▶ **DATA TO USE**
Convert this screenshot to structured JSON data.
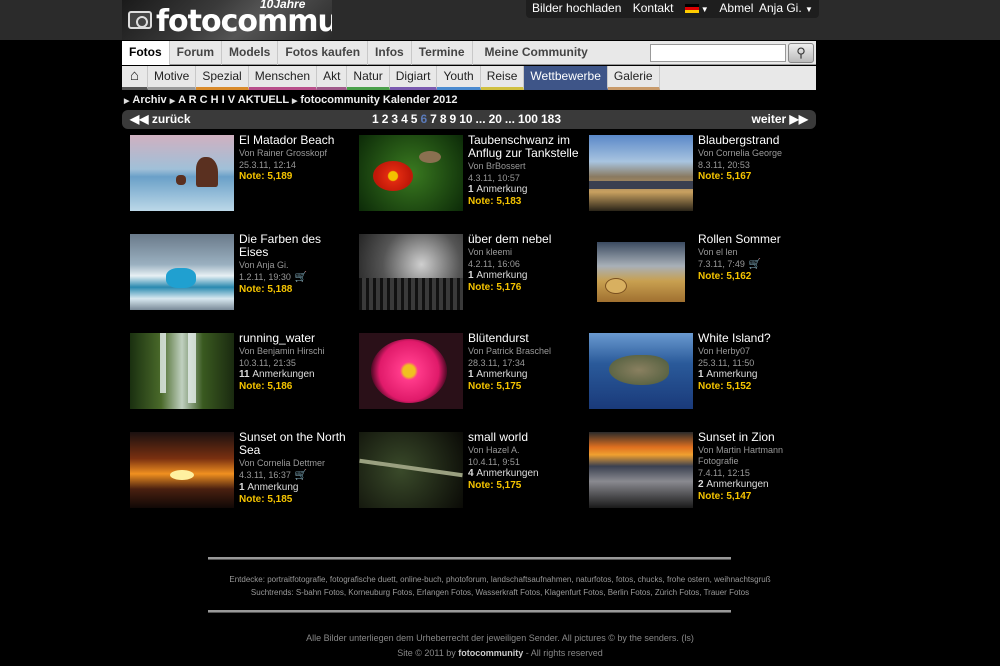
{
  "header": {
    "logo_text": "fotocommunity",
    "logo_badge": "10Jahre",
    "links": [
      "Bilder hochladen",
      "Kontakt",
      "Abmelden"
    ],
    "user": "Anja Gi."
  },
  "main_nav": {
    "items": [
      "Fotos",
      "Forum",
      "Models",
      "Fotos kaufen",
      "Infos",
      "Termine"
    ],
    "my_community": "Meine Community",
    "search_placeholder": ""
  },
  "sub_nav": {
    "items": [
      "Motive",
      "Spezial",
      "Menschen",
      "Akt",
      "Natur",
      "Digiart",
      "Youth",
      "Reise",
      "Wettbewerbe",
      "Galerie"
    ],
    "active": "Wettbewerbe",
    "colors": [
      "#9a9a9a",
      "#d98a2a",
      "#b84e8a",
      "#a05a8a",
      "#4aa04a",
      "#7a5ab0",
      "#4a8ad0",
      "#d0c040",
      "#3e5588",
      "#c89a6a"
    ]
  },
  "breadcrumb": [
    "Archiv",
    "A R C H I V AKTUELL",
    "fotocommunity Kalender 2012"
  ],
  "pager": {
    "prev": "zurück",
    "next": "weiter",
    "pages": [
      "1",
      "2",
      "3",
      "4",
      "5",
      "6",
      "7",
      "8",
      "9",
      "10",
      "...",
      "20",
      "...",
      "100",
      "183"
    ],
    "current": "6"
  },
  "photos": [
    {
      "title": "El Matador Beach",
      "by": "Von Rainer Grosskopf",
      "date": "25.3.11, 12:14",
      "notes_count": "",
      "notes_label": "",
      "score": "Note: 5,189",
      "cart": false
    },
    {
      "title": "Taubenschwanz im Anflug zur Tankstelle",
      "by": "Von BrBossert",
      "date": "4.3.11, 10:57",
      "notes_count": "1",
      "notes_label": "Anmerkung",
      "score": "Note: 5,183",
      "cart": false
    },
    {
      "title": "Blaubergstrand",
      "by": "Von Cornelia George",
      "date": "8.3.11, 20:53",
      "notes_count": "",
      "notes_label": "",
      "score": "Note: 5,167",
      "cart": false
    },
    {
      "title": "Die Farben des Eises",
      "by": "Von Anja Gi.",
      "date": "1.2.11, 19:30",
      "notes_count": "",
      "notes_label": "",
      "score": "Note: 5,188",
      "cart": true
    },
    {
      "title": "über dem nebel",
      "by": "Von kleemi",
      "date": "4.2.11, 16:06",
      "notes_count": "1",
      "notes_label": "Anmerkung",
      "score": "Note: 5,176",
      "cart": false
    },
    {
      "title": "Rollen Sommer",
      "by": "Von el len",
      "date": "7.3.11, 7:49",
      "notes_count": "",
      "notes_label": "",
      "score": "Note: 5,162",
      "cart": true
    },
    {
      "title": "running_water",
      "by": "Von Benjamin Hirschi",
      "date": "10.3.11, 21:35",
      "notes_count": "11",
      "notes_label": "Anmerkungen",
      "score": "Note: 5,186",
      "cart": false
    },
    {
      "title": "Blütendurst",
      "by": "Von Patrick Braschel",
      "date": "28.3.11, 17:34",
      "notes_count": "1",
      "notes_label": "Anmerkung",
      "score": "Note: 5,175",
      "cart": false
    },
    {
      "title": "White Island?",
      "by": "Von Herby07",
      "date": "25.3.11, 11:50",
      "notes_count": "1",
      "notes_label": "Anmerkung",
      "score": "Note: 5,152",
      "cart": false
    },
    {
      "title": "Sunset on the North Sea",
      "by": "Von Cornelia Dettmer",
      "date": "4.3.11, 16:37",
      "notes_count": "1",
      "notes_label": "Anmerkung",
      "score": "Note: 5,185",
      "cart": true
    },
    {
      "title": "small world",
      "by": "Von Hazel A.",
      "date": "10.4.11, 9:51",
      "notes_count": "4",
      "notes_label": "Anmerkungen",
      "score": "Note: 5,175",
      "cart": false
    },
    {
      "title": "Sunset in Zion",
      "by": "Von Martin Hartmann Fotografie",
      "date": "7.4.11, 12:15",
      "notes_count": "2",
      "notes_label": "Anmerkungen",
      "score": "Note: 5,147",
      "cart": false
    }
  ],
  "footer": {
    "discover": "Entdecke: portraitfotografie, fotografische duett, online-buch, photoforum, landschaftsaufnahmen, naturfotos, fotos, chucks, frohe ostern, weihnachtsgruß",
    "trends": "Suchtrends: S-bahn Fotos, Korneuburg Fotos, Erlangen Fotos, Wasserkraft Fotos, Klagenfurt Fotos, Berlin Fotos, Zürich Fotos, Trauer Fotos",
    "copyright": "Alle Bilder unterliegen dem Urheberrecht der jeweiligen Sender. All pictures © by the senders. (ls)",
    "site_prefix": "Site © 2011 by",
    "site_name": "fotocommunity",
    "site_suffix": "- All rights reserved"
  }
}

▶ **AIM**
Copy each line of the listing in which the word "date" can be found.

▶ **RESULT OF THIS TASK**
      "date": "25.3.11, 12:14",
      "date": "4.3.11, 10:57",
      "date": "8.3.11, 20:53",
      "date": "1.2.11, 19:30",
      "date": "4.2.11, 16:06",
      "date": "7.3.11, 7:49",
      "date": "10.3.11, 21:35",
      "date": "28.3.11, 17:34",
      "date": "25.3.11, 11:50",
      "date": "4.3.11, 16:37",
      "date": "10.4.11, 9:51",
      "date": "7.4.11, 12:15",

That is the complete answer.